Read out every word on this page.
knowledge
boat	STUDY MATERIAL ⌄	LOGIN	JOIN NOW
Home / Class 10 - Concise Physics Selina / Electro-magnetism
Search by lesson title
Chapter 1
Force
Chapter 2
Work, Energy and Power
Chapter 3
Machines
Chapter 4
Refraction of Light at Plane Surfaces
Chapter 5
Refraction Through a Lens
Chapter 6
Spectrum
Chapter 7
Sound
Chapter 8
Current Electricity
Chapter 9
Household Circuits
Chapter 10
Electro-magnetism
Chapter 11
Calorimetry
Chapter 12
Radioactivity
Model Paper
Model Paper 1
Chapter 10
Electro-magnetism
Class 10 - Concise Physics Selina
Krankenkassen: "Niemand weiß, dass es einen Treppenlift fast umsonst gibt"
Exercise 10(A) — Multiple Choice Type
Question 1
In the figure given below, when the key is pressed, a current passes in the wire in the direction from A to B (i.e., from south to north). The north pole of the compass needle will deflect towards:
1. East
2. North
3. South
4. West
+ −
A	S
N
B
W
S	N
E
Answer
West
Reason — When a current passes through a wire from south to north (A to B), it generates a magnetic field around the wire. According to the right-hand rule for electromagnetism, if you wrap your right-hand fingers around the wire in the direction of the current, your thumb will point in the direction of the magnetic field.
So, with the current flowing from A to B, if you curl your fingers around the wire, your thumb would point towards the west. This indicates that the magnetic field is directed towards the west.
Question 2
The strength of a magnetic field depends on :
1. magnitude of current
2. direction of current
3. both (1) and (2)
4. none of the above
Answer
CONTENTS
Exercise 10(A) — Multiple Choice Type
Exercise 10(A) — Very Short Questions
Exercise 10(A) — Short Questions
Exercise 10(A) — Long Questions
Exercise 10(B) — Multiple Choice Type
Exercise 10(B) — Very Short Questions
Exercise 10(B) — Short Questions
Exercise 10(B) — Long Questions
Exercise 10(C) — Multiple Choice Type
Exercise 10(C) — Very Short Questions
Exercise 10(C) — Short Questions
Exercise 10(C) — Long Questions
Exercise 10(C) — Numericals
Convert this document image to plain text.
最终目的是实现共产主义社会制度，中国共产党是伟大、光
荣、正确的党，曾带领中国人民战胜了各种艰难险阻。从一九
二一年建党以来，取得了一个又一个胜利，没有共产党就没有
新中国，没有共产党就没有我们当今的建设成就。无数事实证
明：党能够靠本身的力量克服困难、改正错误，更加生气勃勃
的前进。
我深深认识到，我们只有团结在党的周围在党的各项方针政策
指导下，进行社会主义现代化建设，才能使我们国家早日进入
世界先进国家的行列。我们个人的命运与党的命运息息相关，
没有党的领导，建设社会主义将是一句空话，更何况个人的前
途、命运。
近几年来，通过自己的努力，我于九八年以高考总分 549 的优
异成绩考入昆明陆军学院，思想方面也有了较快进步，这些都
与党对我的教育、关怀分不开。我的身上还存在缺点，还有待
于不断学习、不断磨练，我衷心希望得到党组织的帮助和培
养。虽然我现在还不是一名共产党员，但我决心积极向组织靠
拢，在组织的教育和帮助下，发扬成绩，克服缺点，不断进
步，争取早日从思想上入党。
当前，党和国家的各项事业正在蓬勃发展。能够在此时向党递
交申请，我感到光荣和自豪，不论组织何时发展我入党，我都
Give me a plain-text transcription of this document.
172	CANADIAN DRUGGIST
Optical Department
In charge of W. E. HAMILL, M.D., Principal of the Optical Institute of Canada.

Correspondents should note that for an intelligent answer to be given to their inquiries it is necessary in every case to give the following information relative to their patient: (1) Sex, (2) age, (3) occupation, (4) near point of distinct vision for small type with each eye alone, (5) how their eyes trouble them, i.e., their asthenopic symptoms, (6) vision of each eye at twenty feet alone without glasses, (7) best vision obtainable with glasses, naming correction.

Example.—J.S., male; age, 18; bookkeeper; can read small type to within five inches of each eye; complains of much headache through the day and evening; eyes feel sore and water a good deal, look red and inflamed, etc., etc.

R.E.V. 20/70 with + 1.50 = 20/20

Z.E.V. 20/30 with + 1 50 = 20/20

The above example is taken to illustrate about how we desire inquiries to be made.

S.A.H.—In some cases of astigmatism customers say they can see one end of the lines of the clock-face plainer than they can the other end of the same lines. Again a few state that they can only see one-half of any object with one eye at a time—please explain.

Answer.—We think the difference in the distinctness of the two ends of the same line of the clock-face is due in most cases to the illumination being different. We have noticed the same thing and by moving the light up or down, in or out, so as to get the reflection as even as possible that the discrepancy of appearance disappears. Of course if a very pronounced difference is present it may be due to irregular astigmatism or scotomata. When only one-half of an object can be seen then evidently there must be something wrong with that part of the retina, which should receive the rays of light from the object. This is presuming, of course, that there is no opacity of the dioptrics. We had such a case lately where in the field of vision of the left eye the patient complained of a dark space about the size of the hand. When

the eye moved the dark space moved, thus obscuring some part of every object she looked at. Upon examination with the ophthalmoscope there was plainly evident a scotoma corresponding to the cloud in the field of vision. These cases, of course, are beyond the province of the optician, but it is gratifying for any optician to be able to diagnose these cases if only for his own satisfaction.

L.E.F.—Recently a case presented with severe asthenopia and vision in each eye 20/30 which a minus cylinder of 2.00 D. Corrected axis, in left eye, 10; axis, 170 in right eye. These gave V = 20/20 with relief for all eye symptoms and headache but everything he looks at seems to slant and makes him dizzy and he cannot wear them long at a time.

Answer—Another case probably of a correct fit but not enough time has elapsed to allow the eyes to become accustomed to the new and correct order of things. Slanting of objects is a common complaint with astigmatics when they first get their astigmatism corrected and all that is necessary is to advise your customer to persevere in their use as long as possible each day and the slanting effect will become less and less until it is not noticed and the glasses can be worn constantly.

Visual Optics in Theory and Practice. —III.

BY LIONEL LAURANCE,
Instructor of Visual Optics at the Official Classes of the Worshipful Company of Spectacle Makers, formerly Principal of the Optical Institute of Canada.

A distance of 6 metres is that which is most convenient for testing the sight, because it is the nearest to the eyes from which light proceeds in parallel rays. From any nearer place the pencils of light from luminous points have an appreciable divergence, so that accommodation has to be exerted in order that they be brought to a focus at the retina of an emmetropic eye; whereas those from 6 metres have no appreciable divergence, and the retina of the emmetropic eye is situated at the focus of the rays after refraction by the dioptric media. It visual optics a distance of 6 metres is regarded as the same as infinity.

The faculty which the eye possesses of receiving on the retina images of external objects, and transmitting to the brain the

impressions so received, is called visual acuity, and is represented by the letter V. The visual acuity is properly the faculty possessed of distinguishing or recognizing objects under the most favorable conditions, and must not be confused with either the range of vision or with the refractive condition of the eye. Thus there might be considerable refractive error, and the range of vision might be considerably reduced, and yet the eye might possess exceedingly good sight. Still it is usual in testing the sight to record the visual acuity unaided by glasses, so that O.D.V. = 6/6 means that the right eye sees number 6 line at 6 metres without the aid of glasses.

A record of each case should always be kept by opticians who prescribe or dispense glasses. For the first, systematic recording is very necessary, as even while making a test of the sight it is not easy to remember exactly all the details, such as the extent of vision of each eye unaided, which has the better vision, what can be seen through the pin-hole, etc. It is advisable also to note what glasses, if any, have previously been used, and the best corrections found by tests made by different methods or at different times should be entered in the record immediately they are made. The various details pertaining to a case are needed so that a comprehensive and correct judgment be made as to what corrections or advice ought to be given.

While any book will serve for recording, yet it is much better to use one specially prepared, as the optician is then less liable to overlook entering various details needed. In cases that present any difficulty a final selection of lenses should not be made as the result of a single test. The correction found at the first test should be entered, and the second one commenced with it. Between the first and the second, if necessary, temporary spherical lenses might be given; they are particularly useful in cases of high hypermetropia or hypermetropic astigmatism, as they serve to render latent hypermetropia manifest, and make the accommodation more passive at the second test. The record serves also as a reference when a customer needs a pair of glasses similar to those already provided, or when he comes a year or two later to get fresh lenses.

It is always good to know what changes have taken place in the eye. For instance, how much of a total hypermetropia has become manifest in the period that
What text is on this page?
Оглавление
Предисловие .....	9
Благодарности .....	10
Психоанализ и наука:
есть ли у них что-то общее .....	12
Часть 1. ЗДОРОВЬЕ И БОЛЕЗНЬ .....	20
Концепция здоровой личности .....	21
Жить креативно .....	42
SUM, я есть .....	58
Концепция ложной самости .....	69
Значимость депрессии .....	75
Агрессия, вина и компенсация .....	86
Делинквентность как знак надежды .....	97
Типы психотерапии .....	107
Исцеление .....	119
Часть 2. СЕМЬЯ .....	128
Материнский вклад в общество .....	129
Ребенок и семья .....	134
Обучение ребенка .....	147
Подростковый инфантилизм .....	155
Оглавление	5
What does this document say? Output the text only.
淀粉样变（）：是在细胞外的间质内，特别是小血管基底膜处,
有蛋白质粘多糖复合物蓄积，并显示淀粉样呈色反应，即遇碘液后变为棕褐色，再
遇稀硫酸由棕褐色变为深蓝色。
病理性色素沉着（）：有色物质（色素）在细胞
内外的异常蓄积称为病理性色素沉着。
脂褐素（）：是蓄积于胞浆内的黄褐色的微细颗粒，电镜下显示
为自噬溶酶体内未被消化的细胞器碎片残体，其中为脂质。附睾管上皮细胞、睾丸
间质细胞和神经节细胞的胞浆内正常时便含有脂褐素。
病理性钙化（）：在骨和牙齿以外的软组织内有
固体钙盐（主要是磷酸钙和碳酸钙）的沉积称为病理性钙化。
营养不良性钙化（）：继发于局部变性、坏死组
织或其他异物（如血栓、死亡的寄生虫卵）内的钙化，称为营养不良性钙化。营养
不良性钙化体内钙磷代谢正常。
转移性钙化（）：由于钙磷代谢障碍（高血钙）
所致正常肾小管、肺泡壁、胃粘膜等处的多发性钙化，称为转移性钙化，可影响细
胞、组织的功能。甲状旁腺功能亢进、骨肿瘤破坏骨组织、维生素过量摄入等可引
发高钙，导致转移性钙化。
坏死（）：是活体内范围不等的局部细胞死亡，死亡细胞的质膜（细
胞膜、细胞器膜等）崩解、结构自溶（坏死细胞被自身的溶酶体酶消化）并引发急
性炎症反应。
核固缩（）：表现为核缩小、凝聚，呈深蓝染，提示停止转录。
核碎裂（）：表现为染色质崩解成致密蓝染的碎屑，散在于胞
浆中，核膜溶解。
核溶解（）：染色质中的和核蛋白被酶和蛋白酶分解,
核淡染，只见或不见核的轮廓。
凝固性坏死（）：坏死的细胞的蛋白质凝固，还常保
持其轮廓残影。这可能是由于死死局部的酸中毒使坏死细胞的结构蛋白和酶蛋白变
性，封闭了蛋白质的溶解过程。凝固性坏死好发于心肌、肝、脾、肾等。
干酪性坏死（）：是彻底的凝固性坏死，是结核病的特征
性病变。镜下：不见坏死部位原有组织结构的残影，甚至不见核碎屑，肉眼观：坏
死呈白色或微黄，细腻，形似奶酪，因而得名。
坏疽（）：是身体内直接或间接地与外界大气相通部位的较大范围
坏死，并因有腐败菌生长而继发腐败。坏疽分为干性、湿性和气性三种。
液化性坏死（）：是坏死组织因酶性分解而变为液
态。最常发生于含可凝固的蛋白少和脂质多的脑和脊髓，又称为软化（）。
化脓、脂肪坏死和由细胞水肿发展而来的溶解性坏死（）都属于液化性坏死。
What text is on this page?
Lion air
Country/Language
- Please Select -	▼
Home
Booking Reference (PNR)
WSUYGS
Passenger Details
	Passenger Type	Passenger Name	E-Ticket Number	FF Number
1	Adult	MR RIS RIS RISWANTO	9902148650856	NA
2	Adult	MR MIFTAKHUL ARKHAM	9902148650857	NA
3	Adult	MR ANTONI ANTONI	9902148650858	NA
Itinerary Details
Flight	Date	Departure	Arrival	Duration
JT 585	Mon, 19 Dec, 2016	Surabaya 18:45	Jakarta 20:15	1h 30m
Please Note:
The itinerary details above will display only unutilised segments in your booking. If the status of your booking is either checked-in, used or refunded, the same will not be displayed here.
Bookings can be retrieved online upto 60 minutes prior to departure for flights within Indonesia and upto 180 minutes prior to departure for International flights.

**Aim of the exercise**
Go through the material above and copy each line that has the word "faculty".

**Answer in full**
The faculty which the eye possesses of receiving on the retina images of external objects, and transmitting to the brain the
impressions so received, is called visual acuity, and is represented by the letter V. The visual acuity is properly the faculty possessed of distinguishing or recognizing objects under the most favorable conditions, and must not be confused with either the range of vision or with the refractive condition of the eye. Thus there might be considerable refractive error, and the range of vision might be considerably reduced, and yet the eye might possess exceedingly good sight. Still it is usual in testing the sight to record the visual acuity unaided by glasses, so that O.D.V. = 6/6 means that the right eye sees number 6 line at 6 metres without the aid of glasses.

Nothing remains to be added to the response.